SHORT PROBLEM A -
From the passage on NASA's budget and the Constellation cancellation, copy word for word the part starting with "However, that break" and going on through "evaluate the program.".
SHORT PROBLEM B -
Render this sentence from the passage on NASA's budget and the Constellation cancellation in Spanish: "In so doing, the White House is hoping to make a clean break with much of the old way of doing things at NASA."

This plan for change comes with additional funds – to the tune of an additional $6 billion over FY 2011 to FY 2015 when compared to what the FY 2010 budget anticipated – approximately $700 million of which will appear in FY 2011. That means that NASA will get $100 billion over the next 5 years according to the White House’s plans.

In so doing, the White House is hoping to make a clean break with much of the old way of doing things at NASA. As they do, NASA will be pushed to broaden its vision, seek new partnerships, and transform its way of doing things. This will be unsettling to many people.

However, that break begins with some hard choices – most notably, the outright cancellation of The Constellation Program. Started shortly after President Bush announced his “Vision for Space Exploration” in 2004, Constellation was the umbrella activity for what eventually became development activities for the Ares launch vehicle family, the Orion crew module, and the Altair lunar lander. All of this now comes to a halt.

Plagued with insufficient budget resources, an overly ambitious schedule, uneven management, and lingering technical problems, Constellation soon became untenable in the eyes of the Presidential review commission charted to evaluate the program.

ENTRIES SUPPLIED -
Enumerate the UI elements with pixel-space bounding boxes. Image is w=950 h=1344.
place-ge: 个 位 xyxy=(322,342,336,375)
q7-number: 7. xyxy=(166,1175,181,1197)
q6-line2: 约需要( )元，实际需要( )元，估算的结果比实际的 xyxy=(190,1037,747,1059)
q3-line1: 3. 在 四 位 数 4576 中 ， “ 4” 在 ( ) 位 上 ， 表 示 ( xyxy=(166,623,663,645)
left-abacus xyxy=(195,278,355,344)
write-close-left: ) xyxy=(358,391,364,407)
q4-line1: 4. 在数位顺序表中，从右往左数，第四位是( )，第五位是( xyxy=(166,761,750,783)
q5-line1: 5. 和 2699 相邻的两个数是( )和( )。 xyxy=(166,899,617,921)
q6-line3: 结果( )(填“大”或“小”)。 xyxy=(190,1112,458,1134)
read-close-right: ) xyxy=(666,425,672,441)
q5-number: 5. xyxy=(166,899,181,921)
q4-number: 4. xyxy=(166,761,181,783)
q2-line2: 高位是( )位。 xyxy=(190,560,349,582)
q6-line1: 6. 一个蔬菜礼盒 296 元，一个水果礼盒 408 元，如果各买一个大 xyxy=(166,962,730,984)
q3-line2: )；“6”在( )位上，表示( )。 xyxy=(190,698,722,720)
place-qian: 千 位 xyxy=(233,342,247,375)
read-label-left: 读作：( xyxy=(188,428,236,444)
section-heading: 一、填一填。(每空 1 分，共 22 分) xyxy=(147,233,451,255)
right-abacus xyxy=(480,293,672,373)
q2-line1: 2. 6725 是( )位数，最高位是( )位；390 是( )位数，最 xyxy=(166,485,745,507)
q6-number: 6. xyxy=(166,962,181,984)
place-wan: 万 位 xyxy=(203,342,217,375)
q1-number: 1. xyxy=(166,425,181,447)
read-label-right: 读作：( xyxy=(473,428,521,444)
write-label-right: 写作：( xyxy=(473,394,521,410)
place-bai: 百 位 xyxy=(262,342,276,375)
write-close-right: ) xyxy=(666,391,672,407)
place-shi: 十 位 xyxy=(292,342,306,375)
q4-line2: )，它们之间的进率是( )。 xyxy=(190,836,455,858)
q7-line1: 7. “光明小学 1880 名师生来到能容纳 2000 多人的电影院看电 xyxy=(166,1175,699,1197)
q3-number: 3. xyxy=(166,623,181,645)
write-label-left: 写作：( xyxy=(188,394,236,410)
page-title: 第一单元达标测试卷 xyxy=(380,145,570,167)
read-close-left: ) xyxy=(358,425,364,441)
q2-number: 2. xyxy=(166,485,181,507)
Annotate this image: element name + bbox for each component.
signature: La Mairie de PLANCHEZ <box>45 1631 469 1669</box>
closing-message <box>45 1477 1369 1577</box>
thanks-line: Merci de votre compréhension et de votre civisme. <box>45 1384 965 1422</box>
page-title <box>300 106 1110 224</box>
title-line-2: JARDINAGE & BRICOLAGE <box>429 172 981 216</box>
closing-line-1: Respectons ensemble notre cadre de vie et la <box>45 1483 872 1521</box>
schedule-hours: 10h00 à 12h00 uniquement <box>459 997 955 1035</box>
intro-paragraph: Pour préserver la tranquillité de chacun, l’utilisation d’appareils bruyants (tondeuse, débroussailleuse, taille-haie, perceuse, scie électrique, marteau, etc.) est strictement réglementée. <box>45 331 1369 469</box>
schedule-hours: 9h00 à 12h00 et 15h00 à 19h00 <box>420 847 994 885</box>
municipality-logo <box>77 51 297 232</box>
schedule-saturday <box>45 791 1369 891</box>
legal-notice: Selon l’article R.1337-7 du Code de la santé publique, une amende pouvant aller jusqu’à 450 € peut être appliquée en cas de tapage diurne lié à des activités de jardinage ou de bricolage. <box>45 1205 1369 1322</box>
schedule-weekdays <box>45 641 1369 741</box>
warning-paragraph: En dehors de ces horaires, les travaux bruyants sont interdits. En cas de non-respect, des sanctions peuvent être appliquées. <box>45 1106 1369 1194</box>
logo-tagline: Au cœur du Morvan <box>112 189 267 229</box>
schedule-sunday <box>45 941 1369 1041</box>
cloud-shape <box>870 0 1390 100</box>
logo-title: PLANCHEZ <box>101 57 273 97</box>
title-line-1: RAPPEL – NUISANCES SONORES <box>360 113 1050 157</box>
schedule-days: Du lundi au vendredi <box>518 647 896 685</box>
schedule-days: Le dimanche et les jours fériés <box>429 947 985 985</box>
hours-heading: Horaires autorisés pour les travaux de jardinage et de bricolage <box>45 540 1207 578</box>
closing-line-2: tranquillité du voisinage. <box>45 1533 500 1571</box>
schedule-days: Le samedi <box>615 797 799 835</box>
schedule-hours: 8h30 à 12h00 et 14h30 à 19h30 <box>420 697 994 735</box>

WRITTEN SOLUTION A -
However, that break begins with some hard choices – most notably, the outright cancellation of The Constellation Program. Started shortly after President Bush announced his “Vision for Space Exploration” in 2004, Constellation was the umbrella activity for what eventually became development activities for the Ares launch vehicle family, the Orion crew module, and the Altair lunar lander. All of this now comes to a halt.

Plagued with insufficient budget resources, an overly ambitious schedule, uneven management, and lingering technical problems, Constellation soon became untenable in the eyes of the Presidential review commission charted to evaluate the program.

WRITTEN SOLUTION B -
Al hacerlo, la Casa Blanca espera romper de manera definitiva con gran parte de la antigua forma de hacer las cosas en la NASA.